§ **AVAILABLE DATA**
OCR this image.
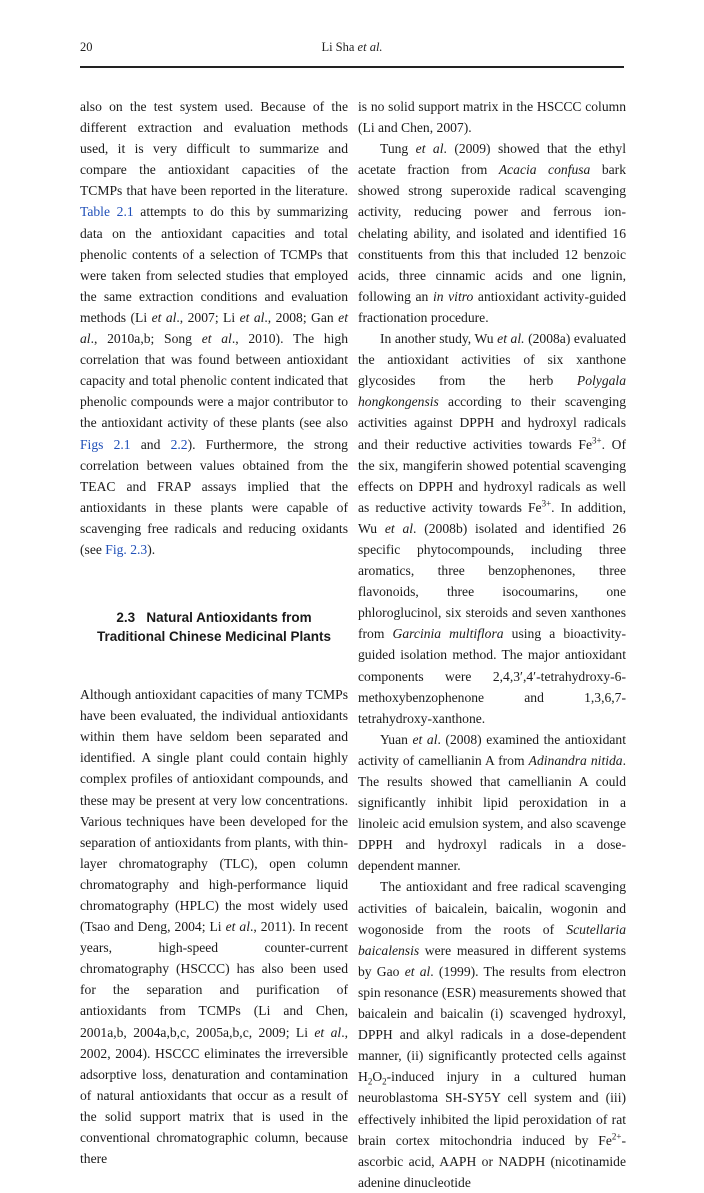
20	Li Sha et al.

also on the test system used. Because of the different extraction and evaluation methods used, it is very difficult to summarize and compare the antioxidant capacities of the TCMPs that have been reported in the literature. Table 2.1 attempts to do this by summarizing data on the antioxidant capacities and total phenolic contents of a selection of TCMPs that were taken from selected studies that employed the same extraction conditions and evaluation methods (Li et al., 2007; Li et al., 2008; Gan et al., 2010a,b; Song et al., 2010). The high correlation that was found between antioxidant capacity and total phenolic content indicated that phenolic compounds were a major contributor to the antioxidant activity of these plants (see also Figs 2.1 and 2.2). Furthermore, the strong correlation between values obtained from the TEAC and FRAP assays implied that the antioxidants in these plants were capable of scavenging free radicals and reducing oxidants (see Fig. 2.3).

2.3 Natural Antioxidants from
Traditional Chinese Medicinal Plants

Although antioxidant capacities of many TCMPs have been evaluated, the individual antioxidants within them have seldom been separated and identified. A single plant could contain highly complex profiles of antioxidant compounds, and these may be present at very low concentrations. Various techniques have been developed for the separation of antioxidants from plants, with thin-layer chromatography (TLC), open column chromatography and high-performance liquid chromatography (HPLC) the most widely used (Tsao and Deng, 2004; Li et al., 2011). In recent years, high-speed counter-current chromatography (HSCCC) has also been used for the separation and purification of antioxidants from TCMPs (Li and Chen, 2001a,b, 2004a,b,c, 2005a,b,c, 2009; Li et al., 2002, 2004). HSCCC eliminates the irreversible adsorptive loss, denaturation and contamination of natural antioxidants that occur as a result of the solid support matrix that is used in the conventional chromatographic column, because there

is no solid support matrix in the HSCCC column (Li and Chen, 2007).

Tung et al. (2009) showed that the ethyl acetate fraction from Acacia confusa bark showed strong superoxide radical scavenging activity, reducing power and ferrous ion-chelating ability, and isolated and identified 16 constituents from this that included 12 benzoic acids, three cinnamic acids and one lignin, following an in vitro antioxidant activity-guided fractionation procedure.

In another study, Wu et al. (2008a) evaluated the antioxidant activities of six xanthone glycosides from the herb Polygala hongkongensis according to their scavenging activities against DPPH and hydroxyl radicals and their reductive activities towards $Fe^{3+}$. Of the six, mangiferin showed potential scavenging effects on DPPH and hydroxyl radicals as well as reductive activity towards $Fe^{3+}$. In addition, Wu et al. (2008b) isolated and identified 26 specific phytocompounds, including three aromatics, three benzophenones, three flavonoids, three isocoumarins, one phloroglucinol, six steroids and seven xanthones from Garcinia multiflora using a bioactivity-guided isolation method. The major antioxidant components were 2,4,3′,4′-tetrahydroxy-6-methoxybenzophenone and 1,3,6,7-tetrahydroxy-xanthone.

Yuan et al. (2008) examined the antioxidant activity of camellianin A from Adinandra nitida. The results showed that camellianin A could significantly inhibit lipid peroxidation in a linoleic acid emulsion system, and also scavenge DPPH and hydroxyl radicals in a dose-dependent manner.

The antioxidant and free radical scavenging activities of baicalein, baicalin, wogonin and wogonoside from the roots of Scutellaria baicalensis were measured in different systems by Gao et al. (1999). The results from electron spin resonance (ESR) measurements showed that baicalein and baicalin (i) scavenged hydroxyl, DPPH and alkyl radicals in a dose-dependent manner, (ii) significantly protected cells against $H_2O_2$-induced injury in a cultured human neuroblastoma SH-SY5Y cell system and (iii) effectively inhibited the lipid peroxidation of rat brain cortex mitochondria induced by $Fe^{2+}$-ascorbic acid, AAPH or NADPH (nicotinamide adenine dinucleotide
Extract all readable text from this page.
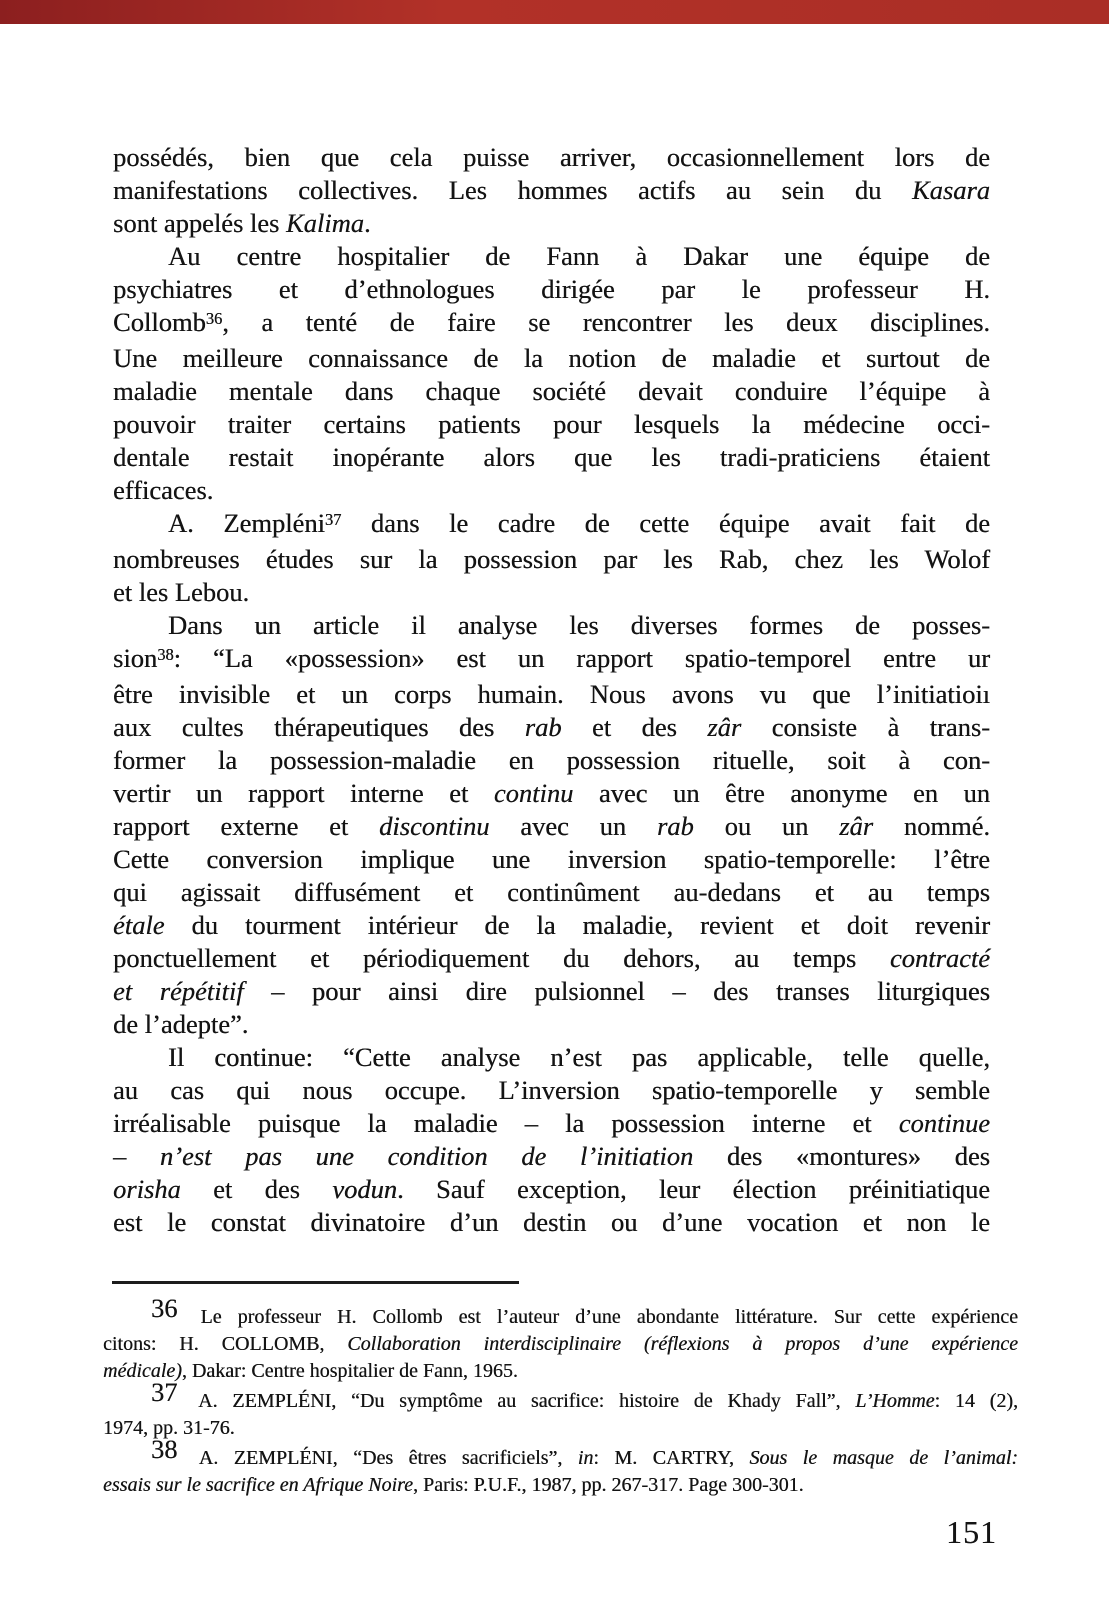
possédés, bien que cela puisse arriver, occasionnellement lors de
manifestations collectives. Les hommes actifs au sein du Kasara
sont appelés les Kalima.
Au centre hospitalier de Fann à Dakar une équipe de
psychiatres et d’ethnologues dirigée par le professeur H.
Collomb$^{36}$, a tenté de faire se rencontrer les deux disciplines.
Une meilleure connaissance de la notion de maladie et surtout de
maladie mentale dans chaque société devait conduire l’équipe à
pouvoir traiter certains patients pour lesquels la médecine occi-
dentale restait inopérante alors que les tradi-praticiens étaient
efficaces.
A. Zempléni$^{37}$ dans le cadre de cette équipe avait fait de
nombreuses études sur la possession par les Rab, chez les Wolof
et les Lebou.
Dans un article il analyse les diverses formes de posses-
sion$^{38}$: “La «possession» est un rapport spatio-temporel entre ur
être invisible et un corps humain. Nous avons vu que l’initiatioiı
aux cultes thérapeutiques des rab et des zâr consiste à trans-
former la possession-maladie en possession rituelle, soit à con-
vertir un rapport interne et continu avec un être anonyme en un
rapport externe et discontinu avec un rab ou un zâr nommé.
Cette conversion implique une inversion spatio-temporelle: l’être
qui agissait diffusément et continûment au-dedans et au temps
étale du tourment intérieur de la maladie, revient et doit revenir
ponctuellement et périodiquement du dehors, au temps contracté
et répétitif – pour ainsi dire pulsionnel – des transes liturgiques
de l’adepte”.
Il continue: “Cette analyse n’est pas applicable, telle quelle,
au cas qui nous occupe. L’inversion spatio-temporelle y semble
irréalisable puisque la maladie – la possession interne et continue
– n’est pas une condition de l’initiation des «montures» des
orisha et des vodun. Sauf exception, leur élection préinitiatique
est le constat divinatoire d’un destin ou d’une vocation et non le
36 Le professeur H. Collomb est l’auteur d’une abondante littérature. Sur cette expérience
citons: H. COLLOMB, Collaboration interdisciplinaire (réflexions à propos d’une expérience
médicale), Dakar: Centre hospitalier de Fann, 1965.
37 A. ZEMPLÉNI, “Du symptôme au sacrifice: histoire de Khady Fall”, L’Homme: 14 (2),
1974, pp. 31-76.
38 A. ZEMPLÉNI, “Des êtres sacrificiels”, in: M. CARTRY, Sous le masque de l’animal:
essais sur le sacrifice en Afrique Noire, Paris: P.U.F., 1987, pp. 267-317. Page 300-301.
151
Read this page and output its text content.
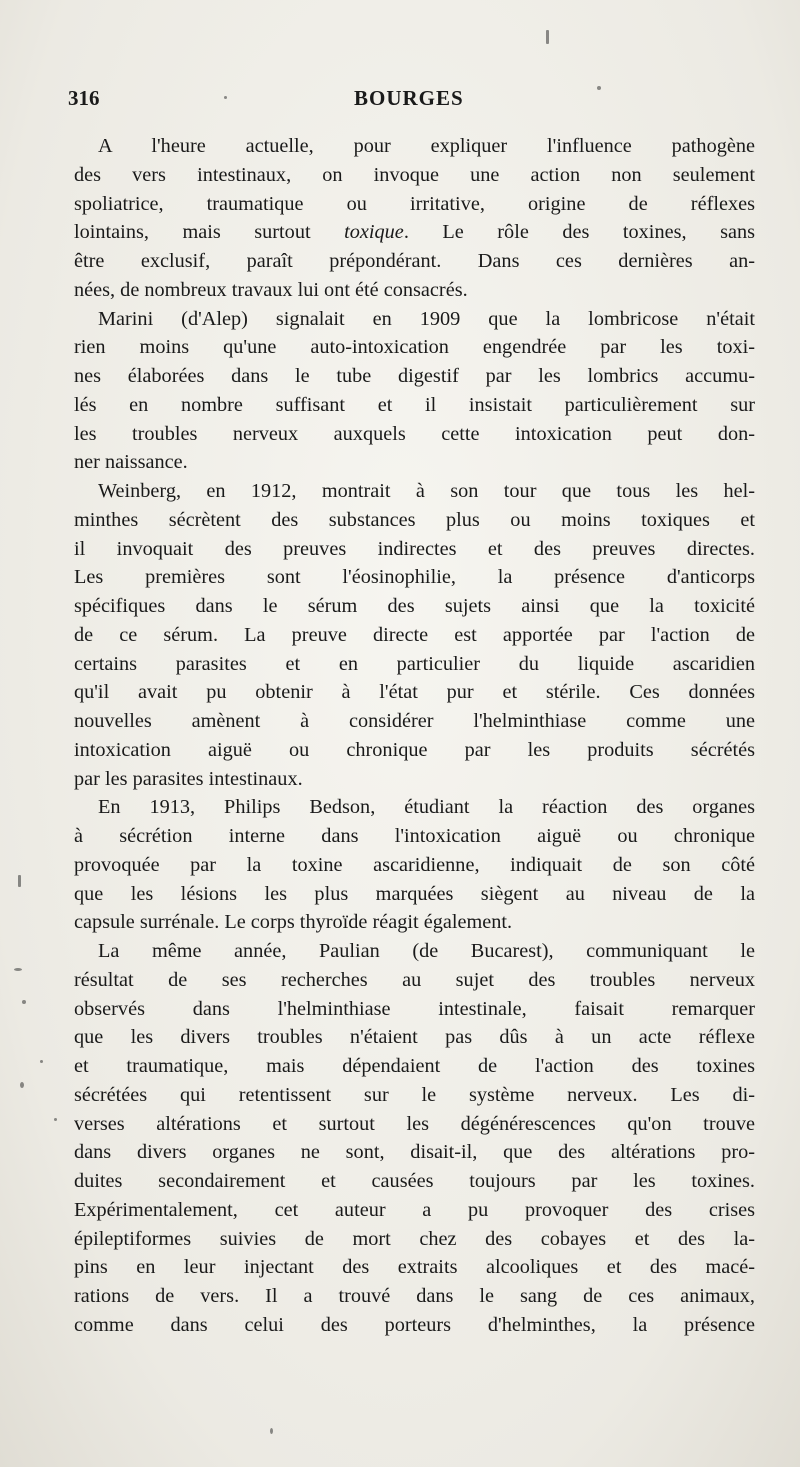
316	BOURGES

A l'heure actuelle, pour expliquer l'influence pathogène
des vers intestinaux, on invoque une action non seulement
spoliatrice, traumatique ou irritative, origine de réflexes
lointains, mais surtout toxique. Le rôle des toxines, sans
être exclusif, paraît prépondérant. Dans ces dernières an-
nées, de nombreux travaux lui ont été consacrés.

Marini (d'Alep) signalait en 1909 que la lombricose n'était
rien moins qu'une auto-intoxication engendrée par les toxi-
nes élaborées dans le tube digestif par les lombrics accumu-
lés en nombre suffisant et il insistait particulièrement sur
les troubles nerveux auxquels cette intoxication peut don-
ner naissance.

Weinberg, en 1912, montrait à son tour que tous les hel-
minthes sécrètent des substances plus ou moins toxiques et
il invoquait des preuves indirectes et des preuves directes.
Les premières sont l'éosinophilie, la présence d'anticorps
spécifiques dans le sérum des sujets ainsi que la toxicité
de ce sérum. La preuve directe est apportée par l'action de
certains parasites et en particulier du liquide ascaridien
qu'il avait pu obtenir à l'état pur et stérile. Ces données
nouvelles amènent à considérer l'helminthiase comme une
intoxication aiguë ou chronique par les produits sécrétés
par les parasites intestinaux.

En 1913, Philips Bedson, étudiant la réaction des organes
à sécrétion interne dans l'intoxication aiguë ou chronique
provoquée par la toxine ascaridienne, indiquait de son côté
que les lésions les plus marquées siègent au niveau de la
capsule surrénale. Le corps thyroïde réagit également.

La même année, Paulian (de Bucarest), communiquant le
résultat de ses recherches au sujet des troubles nerveux
observés dans l'helminthiase intestinale, faisait remarquer
que les divers troubles n'étaient pas dûs à un acte réflexe
et traumatique, mais dépendaient de l'action des toxines
sécrétées qui retentissent sur le système nerveux. Les di-
verses altérations et surtout les dégénérescences qu'on trouve
dans divers organes ne sont, disait-il, que des altérations pro-
duites secondairement et causées toujours par les toxines.
Expérimentalement, cet auteur a pu provoquer des crises
épileptiformes suivies de mort chez des cobayes et des la-
pins en leur injectant des extraits alcooliques et des macé-
rations de vers. Il a trouvé dans le sang de ces animaux,
comme dans celui des porteurs d'helminthes, la présence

§ **DIRECTIONS**
Where a line in the entries holds the word "surtout", copy that line.

§ **REPLY TO THE EXERCISE**
Une meilleure connaissance de la notion de maladie et surtout de
lointains, mais surtout toxique. Le rôle des toxines, sans
verses altérations et surtout les dégénérescences qu'on trouve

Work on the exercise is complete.